== Dataset ==
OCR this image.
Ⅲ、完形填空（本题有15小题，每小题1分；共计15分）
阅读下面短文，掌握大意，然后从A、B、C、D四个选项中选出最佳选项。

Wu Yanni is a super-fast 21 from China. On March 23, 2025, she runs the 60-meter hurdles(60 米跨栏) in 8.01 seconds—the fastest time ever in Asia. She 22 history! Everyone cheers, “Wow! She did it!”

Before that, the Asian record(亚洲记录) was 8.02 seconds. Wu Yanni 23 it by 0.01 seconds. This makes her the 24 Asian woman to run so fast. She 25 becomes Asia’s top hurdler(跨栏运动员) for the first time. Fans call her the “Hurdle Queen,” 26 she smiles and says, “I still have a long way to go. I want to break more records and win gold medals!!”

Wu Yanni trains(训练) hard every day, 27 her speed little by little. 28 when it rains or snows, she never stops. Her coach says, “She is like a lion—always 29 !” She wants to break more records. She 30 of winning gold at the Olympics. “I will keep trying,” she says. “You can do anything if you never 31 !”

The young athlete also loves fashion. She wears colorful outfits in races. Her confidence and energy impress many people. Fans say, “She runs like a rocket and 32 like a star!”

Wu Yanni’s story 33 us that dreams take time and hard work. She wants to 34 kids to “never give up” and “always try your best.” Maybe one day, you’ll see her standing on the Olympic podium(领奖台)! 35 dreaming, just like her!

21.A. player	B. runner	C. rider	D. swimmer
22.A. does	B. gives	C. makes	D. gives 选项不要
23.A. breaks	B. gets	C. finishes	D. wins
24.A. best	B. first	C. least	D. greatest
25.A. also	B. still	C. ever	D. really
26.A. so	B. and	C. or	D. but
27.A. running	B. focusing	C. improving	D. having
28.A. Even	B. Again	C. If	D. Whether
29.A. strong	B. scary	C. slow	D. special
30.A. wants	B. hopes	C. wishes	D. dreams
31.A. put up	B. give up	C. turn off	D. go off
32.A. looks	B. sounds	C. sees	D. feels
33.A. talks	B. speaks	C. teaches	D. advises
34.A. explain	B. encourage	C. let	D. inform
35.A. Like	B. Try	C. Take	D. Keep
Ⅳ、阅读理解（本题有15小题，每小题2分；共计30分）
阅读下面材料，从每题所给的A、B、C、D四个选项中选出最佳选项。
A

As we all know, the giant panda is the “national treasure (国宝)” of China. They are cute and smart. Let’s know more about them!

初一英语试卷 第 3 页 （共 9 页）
===
_What you have to do:_ Return each line of the records above exactly as it reads.

_Solution to the problem:_
OCR this image.
Ⅲ、完形填空（本题有15小题，每小题1分；共计15分）
阅读下面短文，掌握大意，然后从A、B、C、D四个选项中选出最佳选项。

Wu Yanni is a super-fast 21 from China. On March 23, 2025, she runs the 60-meter hurdles(60 米跨栏) in 8.01 seconds—the fastest time ever in Asia. She 22 history! Everyone cheers, “Wow! She did it!”

Before that, the Asian record(亚洲记录) was 8.02 seconds. Wu Yanni 23 it by 0.01 seconds. This makes her the 24 Asian woman to run so fast. She 25 becomes Asia’s top hurdler(跨栏运动员) for the first time. Fans call her the “Hurdle Queen,” 26 she smiles and says, “I still have a long way to go. I want to break more records and win gold medals!!”

Wu Yanni trains(训练) hard every day, 27 her speed little by little. 28 when it rains or snows, she never stops. Her coach says, “She is like a lion—always 29 !” She wants to break more records. She 30 of winning gold at the Olympics. “I will keep trying,” she says. “You can do anything if you never 31 !”

The young athlete also loves fashion. She wears colorful outfits in races. Her confidence and energy impress many people. Fans say, “She runs like a rocket and 32 like a star!”

Wu Yanni’s story 33 us that dreams take time and hard work. She wants to 34 kids to “never give up” and “always try your best.” Maybe one day, you’ll see her standing on the Olympic podium(领奖台)! 35 dreaming, just like her!

21.A. player	B. runner	C. rider	D. swimmer
22.A. does	B. gives	C. makes	D. gives 选项不要
23.A. breaks	B. gets	C. finishes	D. wins
24.A. best	B. first	C. least	D. greatest
25.A. also	B. still	C. ever	D. really
26.A. so	B. and	C. or	D. but
27.A. running	B. focusing	C. improving	D. having
28.A. Even	B. Again	C. If	D. Whether
29.A. strong	B. scary	C. slow	D. special
30.A. wants	B. hopes	C. wishes	D. dreams
31.A. put up	B. give up	C. turn off	D. go off
32.A. looks	B. sounds	C. sees	D. feels
33.A. talks	B. speaks	C. teaches	D. advises
34.A. explain	B. encourage	C. let	D. inform
35.A. Like	B. Try	C. Take	D. Keep
Ⅳ、阅读理解（本题有15小题，每小题2分；共计30分）
阅读下面材料，从每题所给的A、B、C、D四个选项中选出最佳选项。
A

As we all know, the giant panda is the “national treasure (国宝)” of China. They are cute and smart. Let’s know more about them!

初一英语试卷 第 3 页 （共 9 页）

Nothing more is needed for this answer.